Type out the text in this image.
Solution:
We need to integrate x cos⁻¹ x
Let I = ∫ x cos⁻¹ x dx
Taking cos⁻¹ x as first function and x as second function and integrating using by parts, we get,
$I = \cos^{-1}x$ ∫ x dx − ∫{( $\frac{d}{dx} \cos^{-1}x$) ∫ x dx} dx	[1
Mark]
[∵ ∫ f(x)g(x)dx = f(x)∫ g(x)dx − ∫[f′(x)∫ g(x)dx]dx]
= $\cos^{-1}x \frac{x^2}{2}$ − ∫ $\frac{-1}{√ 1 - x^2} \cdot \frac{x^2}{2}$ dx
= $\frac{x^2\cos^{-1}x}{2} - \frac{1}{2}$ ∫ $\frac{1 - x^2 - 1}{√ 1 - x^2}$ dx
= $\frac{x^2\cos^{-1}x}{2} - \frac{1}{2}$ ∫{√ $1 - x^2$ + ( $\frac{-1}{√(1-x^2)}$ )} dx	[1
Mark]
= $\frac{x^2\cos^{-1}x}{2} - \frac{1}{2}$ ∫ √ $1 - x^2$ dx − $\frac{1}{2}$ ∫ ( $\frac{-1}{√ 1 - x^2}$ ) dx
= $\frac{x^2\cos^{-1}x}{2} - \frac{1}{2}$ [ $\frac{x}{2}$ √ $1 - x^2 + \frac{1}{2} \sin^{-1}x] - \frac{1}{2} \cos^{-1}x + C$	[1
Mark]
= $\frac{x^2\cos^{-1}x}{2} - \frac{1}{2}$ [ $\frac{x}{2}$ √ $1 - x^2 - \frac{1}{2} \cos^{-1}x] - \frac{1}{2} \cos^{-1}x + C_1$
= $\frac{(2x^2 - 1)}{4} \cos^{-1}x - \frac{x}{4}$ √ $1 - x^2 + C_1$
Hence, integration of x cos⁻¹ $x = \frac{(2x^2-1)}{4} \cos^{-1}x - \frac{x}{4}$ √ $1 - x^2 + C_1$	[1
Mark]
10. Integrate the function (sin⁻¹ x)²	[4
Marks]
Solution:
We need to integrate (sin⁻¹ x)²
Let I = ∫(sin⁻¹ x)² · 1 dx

########################################

> **Work to complete**: From the data above, show each line that contains "function".

> **Result for this task**:
Taking cos⁻¹ x as first function and x as second function and integrating using by parts, we get,
10. Integrate the function (sin⁻¹ x)²	[4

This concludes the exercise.